### [Information shown]
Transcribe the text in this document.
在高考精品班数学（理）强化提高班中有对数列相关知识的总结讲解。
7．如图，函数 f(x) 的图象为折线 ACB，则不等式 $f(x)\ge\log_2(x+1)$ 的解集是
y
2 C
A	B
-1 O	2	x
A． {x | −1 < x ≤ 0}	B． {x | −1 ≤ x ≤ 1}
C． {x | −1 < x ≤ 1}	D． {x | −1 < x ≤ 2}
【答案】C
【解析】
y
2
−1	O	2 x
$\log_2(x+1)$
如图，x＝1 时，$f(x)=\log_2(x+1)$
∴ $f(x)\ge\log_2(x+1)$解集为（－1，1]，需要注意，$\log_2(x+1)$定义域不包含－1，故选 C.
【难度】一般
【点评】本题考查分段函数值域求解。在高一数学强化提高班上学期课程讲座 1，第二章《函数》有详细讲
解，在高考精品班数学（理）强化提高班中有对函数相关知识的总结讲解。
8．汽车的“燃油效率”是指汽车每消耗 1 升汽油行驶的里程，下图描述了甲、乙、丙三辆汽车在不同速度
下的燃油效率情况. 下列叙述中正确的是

### [Exercise requirements]
Show each line holding the word "在高考精品班数学".

### [Finished answer]
在高考精品班数学（理）强化提高班中有对数列相关知识的总结讲解。
解，在高考精品班数学（理）强化提高班中有对函数相关知识的总结讲解。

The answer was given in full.